> Problem to work on
Answer with one number only: the number of lines that include the word "JSON".

> Entries provided
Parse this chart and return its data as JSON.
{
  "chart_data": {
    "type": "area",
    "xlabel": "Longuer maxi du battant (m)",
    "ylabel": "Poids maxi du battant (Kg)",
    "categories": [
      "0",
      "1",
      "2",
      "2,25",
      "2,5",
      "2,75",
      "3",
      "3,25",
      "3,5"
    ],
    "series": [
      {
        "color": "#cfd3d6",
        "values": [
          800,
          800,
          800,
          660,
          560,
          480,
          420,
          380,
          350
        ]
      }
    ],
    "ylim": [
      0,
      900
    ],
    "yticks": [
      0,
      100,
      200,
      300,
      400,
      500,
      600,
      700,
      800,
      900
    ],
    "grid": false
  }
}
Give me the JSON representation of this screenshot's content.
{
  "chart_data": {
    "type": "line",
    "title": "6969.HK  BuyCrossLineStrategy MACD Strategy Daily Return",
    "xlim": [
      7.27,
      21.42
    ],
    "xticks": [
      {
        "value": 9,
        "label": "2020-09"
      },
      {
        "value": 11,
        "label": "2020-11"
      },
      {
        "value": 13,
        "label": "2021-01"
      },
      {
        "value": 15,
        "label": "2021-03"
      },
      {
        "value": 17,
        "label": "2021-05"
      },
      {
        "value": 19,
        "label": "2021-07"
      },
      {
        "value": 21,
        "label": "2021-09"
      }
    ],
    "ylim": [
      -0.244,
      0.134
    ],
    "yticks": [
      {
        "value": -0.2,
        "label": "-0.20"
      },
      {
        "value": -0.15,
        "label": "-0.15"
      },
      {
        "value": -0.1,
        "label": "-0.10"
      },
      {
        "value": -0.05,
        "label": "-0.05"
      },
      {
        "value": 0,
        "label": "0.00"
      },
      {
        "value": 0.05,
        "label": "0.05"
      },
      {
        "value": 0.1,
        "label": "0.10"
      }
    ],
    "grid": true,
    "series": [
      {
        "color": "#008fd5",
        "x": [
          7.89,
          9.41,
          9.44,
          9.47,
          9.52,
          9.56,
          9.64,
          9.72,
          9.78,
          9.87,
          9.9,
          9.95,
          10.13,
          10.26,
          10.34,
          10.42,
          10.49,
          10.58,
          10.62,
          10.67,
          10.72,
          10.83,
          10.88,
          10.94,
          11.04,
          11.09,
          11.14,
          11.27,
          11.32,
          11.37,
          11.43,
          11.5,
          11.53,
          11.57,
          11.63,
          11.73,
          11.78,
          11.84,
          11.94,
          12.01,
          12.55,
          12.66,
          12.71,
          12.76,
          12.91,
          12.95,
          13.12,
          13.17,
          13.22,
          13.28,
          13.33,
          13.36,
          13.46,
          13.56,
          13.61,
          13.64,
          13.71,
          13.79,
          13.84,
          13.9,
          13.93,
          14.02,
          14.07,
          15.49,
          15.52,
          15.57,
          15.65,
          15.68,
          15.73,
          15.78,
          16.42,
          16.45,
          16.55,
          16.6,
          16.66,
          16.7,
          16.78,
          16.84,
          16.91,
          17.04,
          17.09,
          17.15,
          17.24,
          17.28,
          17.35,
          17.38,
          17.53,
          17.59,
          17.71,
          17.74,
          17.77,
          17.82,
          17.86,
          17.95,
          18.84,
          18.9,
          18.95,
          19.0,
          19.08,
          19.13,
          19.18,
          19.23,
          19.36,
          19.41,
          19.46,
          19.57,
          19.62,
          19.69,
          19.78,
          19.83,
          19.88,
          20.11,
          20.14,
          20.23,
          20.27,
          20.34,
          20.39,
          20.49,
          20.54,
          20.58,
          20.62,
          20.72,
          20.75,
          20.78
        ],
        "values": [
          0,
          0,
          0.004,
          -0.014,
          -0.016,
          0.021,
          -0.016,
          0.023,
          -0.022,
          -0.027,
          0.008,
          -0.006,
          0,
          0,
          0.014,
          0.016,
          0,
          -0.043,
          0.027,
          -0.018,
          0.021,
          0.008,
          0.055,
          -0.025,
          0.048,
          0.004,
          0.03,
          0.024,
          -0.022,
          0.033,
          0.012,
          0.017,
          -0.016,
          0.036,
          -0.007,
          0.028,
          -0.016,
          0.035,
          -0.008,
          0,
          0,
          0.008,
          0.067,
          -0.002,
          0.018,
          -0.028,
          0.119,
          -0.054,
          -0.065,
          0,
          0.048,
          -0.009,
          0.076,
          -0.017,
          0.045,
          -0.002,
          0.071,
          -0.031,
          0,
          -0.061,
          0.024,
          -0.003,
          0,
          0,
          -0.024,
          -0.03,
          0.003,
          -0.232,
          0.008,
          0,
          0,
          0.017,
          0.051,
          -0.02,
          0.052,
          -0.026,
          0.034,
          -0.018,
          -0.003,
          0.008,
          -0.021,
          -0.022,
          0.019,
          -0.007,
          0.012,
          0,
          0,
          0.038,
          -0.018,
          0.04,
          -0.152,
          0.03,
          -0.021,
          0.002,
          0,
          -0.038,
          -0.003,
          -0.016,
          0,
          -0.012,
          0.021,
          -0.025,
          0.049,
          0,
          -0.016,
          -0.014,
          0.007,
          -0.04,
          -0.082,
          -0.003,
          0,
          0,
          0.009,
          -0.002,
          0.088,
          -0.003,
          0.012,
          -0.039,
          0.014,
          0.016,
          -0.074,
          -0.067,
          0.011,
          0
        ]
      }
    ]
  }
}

> Output below
2